| TASK ITEM |
Copy everything in the passage on data policies from "Because of that, middleware" down to "of the policy.", word for word.

** Opening SELECTED PASSAGE block **

Because of that, middleware tends to play a role in things like user authentication and providing general access to the endpoint. But efficient and safe access to the data still happens at the business logic level, with developers having to make sure queries are correctly filtered, masked, and transformed.

This breaks the middleware abstraction, and we're back to square one, with data potentially escaping the confines of the policy.

#Breaking the middleware abstraction

To understand how the opaque middleware abstraction is broken, let's look at the example of data filtering: once a user is authenticated, the context of the request, including the user's identity, can be used to restrict which data the user has access to.

A much better approach is to allow the developer to write data policies that integrate directly into the backend, and yet are simple and isolated enough to be inspected at any time, giving the developers the peace of mind that rules are applied.

One example of that is the data policy feature in ChiselStrike, which is now available as a preview feature in 0.13. In ChiselStrike, the database is abstracted away and everything is TypeScript-first. For example, here's how you could model a User entity:

// in models/User.ts
import { ChiselEntity } from '@chiselstrike/api';

export class User extends ChiselEntity {
  // the external user_id (coming from JWT auth, not public data)
  userId?: string;
  // the user's username
  username: string;
  // the user's email (not public data!)
  email?: string;
}

Data policies in ChiselStrike are aware of which user is logged in. That is done through standard JWTs that you can obtain from services like Okta or Clerk. Once properly decrypted, a JWT would look like this:

{
  "userId": "xxxx",
  "otherFields": "yyy"
}

You can then create a source file with a name matching the entity being protected (policies/User.ts) with the following contents:

import { User } from '../models/User';
import { Action, RequestContext } from '@chiselstrike/api';

export default {
  create: (user: User, ctx: RequestContext) => {
    if (ctx.token && user.userId && user.userId == ctx.token['userId']) {
      return Action.Allow;
    } else {
      return Action.Deny;
    }
  },
};

The first thing to note about these policies is that they are central and tied to the data. You can inspect it in a single location, and reason about what it is doing anywhere in your backend.

In this example, nobody can ever create a User entity unless its userId matches the contents of the JWT. This will be enforced automatically any time a User is created. Similar policies are also available for read and update operations.

** Closing SELECTED PASSAGE block **
** Opening SUPPLIED DATA block **

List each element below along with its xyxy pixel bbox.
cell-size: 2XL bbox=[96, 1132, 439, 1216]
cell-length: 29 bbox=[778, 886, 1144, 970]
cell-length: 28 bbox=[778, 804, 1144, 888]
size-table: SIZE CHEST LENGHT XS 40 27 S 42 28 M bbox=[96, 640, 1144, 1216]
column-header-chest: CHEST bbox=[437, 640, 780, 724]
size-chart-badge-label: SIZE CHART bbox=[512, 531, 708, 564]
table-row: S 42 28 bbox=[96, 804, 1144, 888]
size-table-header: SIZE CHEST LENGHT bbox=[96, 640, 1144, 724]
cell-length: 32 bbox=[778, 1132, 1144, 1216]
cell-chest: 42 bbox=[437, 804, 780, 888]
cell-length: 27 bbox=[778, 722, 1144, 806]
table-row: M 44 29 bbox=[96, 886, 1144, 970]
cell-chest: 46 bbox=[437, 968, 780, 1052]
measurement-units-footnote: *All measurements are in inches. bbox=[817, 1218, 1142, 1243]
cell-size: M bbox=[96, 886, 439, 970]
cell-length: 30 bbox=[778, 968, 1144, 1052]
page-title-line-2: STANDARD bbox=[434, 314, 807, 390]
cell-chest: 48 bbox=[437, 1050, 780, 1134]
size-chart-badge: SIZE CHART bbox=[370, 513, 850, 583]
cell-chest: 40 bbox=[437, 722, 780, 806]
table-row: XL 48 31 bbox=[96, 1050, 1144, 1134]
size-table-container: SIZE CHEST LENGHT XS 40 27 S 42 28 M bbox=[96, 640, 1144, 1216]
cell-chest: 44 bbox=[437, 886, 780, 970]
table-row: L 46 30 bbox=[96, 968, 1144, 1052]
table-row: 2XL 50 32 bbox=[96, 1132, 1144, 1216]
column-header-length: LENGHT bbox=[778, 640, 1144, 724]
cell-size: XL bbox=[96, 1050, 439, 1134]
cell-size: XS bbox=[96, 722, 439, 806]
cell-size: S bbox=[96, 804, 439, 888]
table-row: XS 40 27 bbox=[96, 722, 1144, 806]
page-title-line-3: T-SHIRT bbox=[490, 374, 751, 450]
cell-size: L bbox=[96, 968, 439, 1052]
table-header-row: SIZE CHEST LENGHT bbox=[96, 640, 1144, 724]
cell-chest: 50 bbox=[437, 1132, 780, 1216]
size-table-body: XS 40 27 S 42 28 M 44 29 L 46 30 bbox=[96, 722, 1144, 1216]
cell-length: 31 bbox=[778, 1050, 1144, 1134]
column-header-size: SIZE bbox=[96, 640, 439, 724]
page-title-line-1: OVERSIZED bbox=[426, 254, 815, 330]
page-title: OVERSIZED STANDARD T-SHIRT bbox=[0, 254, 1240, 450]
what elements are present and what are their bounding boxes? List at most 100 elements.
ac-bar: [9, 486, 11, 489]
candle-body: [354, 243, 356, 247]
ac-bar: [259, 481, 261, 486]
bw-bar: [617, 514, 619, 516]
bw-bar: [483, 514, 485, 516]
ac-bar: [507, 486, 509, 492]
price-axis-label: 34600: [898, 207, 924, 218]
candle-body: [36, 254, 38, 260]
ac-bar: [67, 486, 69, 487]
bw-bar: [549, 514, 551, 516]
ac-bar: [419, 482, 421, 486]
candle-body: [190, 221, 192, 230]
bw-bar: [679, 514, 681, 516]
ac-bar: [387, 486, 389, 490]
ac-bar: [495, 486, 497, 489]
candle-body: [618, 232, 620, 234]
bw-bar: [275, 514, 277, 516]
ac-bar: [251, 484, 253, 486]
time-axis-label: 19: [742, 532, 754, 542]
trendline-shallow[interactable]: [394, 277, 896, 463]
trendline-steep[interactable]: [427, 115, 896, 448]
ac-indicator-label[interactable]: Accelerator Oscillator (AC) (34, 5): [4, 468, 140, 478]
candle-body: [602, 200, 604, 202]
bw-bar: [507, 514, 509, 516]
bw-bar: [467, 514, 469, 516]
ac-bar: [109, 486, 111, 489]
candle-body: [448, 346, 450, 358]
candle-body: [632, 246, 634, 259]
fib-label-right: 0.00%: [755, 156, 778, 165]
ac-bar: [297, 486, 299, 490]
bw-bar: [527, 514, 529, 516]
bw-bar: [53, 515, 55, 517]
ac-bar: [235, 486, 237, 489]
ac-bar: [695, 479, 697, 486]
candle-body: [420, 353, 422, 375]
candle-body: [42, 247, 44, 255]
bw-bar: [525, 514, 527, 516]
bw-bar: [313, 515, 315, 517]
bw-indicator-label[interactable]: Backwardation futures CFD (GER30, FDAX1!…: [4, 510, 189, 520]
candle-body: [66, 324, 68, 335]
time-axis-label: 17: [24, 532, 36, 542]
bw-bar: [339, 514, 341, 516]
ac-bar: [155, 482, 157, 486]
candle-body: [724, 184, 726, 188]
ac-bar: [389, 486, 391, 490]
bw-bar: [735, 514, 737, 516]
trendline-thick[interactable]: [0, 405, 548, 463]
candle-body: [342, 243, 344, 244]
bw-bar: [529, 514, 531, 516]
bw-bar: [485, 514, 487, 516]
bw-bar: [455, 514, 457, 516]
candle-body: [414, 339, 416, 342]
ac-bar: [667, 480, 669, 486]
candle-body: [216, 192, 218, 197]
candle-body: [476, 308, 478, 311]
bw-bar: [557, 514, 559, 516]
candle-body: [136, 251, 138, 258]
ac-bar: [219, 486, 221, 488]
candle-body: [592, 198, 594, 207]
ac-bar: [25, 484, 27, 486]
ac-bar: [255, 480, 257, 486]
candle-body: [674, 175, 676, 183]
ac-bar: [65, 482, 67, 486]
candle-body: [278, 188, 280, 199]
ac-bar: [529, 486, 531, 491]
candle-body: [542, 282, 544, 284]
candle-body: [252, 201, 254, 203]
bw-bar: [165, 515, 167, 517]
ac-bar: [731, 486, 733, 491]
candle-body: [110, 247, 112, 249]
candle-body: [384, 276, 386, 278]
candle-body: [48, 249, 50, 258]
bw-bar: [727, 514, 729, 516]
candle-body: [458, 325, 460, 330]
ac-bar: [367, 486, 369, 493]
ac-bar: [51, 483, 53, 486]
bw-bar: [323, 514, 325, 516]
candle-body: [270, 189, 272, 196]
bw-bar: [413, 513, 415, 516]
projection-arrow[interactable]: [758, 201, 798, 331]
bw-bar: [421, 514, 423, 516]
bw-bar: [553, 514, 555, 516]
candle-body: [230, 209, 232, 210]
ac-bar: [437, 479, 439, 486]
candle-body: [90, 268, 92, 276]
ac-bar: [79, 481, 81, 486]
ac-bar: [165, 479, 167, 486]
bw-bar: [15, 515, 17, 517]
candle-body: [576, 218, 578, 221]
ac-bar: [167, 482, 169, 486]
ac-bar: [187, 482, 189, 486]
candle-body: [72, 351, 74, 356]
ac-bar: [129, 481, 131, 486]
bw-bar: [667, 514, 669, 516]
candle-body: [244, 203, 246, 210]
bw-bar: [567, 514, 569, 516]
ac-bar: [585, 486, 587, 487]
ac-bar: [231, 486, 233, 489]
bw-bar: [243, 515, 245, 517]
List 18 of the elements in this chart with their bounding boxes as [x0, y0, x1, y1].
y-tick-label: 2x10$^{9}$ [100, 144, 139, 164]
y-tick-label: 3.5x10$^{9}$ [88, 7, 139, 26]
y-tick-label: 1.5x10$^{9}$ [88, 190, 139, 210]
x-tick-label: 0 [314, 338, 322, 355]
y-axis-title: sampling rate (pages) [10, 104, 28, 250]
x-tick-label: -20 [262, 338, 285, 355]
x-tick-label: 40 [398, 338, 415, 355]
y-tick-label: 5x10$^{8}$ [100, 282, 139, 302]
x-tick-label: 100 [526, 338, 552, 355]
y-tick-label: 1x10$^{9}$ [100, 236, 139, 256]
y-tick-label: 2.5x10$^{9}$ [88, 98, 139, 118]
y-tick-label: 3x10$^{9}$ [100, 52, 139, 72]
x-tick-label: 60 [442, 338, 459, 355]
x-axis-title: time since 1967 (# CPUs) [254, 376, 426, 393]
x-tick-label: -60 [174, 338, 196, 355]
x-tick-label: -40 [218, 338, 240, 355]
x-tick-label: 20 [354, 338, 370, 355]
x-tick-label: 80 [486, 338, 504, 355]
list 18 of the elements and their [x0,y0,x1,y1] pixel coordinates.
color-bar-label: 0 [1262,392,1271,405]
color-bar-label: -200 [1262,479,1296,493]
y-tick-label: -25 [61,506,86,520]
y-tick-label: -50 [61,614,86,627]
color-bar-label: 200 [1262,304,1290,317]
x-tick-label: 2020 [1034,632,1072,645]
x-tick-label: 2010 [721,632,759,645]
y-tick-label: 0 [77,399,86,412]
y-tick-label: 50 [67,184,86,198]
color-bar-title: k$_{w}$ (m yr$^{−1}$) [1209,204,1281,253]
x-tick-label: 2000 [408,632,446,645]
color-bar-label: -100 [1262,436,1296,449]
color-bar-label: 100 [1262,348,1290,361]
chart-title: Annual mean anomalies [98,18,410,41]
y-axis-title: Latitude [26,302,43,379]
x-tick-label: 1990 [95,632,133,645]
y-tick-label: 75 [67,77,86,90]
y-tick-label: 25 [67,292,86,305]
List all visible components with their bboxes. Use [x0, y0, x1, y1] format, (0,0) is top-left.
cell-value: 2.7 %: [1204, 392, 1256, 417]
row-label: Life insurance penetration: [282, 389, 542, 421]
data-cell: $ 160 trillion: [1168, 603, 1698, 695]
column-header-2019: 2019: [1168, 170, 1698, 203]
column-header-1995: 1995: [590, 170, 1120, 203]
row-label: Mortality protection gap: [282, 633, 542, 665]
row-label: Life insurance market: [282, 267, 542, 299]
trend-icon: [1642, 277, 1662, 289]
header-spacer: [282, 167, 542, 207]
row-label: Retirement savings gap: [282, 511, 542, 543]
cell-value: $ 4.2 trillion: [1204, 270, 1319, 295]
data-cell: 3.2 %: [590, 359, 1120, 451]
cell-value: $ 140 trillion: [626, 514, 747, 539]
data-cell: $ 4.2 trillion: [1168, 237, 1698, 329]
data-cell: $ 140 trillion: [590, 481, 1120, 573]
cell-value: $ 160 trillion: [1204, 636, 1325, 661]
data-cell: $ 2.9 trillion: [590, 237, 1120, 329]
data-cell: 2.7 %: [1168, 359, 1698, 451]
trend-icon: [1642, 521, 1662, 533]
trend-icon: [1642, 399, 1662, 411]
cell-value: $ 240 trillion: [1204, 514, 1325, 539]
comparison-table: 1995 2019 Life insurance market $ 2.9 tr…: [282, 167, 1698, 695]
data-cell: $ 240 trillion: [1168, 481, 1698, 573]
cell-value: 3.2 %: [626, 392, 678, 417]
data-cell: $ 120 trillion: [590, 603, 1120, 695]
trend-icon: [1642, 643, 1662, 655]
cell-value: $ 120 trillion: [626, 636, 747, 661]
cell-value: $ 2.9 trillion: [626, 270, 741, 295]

** Closing SUPPLIED DATA block **

| ANSWER AREA |
Because of that, middleware tends to play a role in things like user authentication and providing general access to the endpoint. But efficient and safe access to the data still happens at the business logic level, with developers having to make sure queries are correctly filtered, masked, and transformed.

This breaks the middleware abstraction, and we're back to square one, with data potentially escaping the confines of the policy.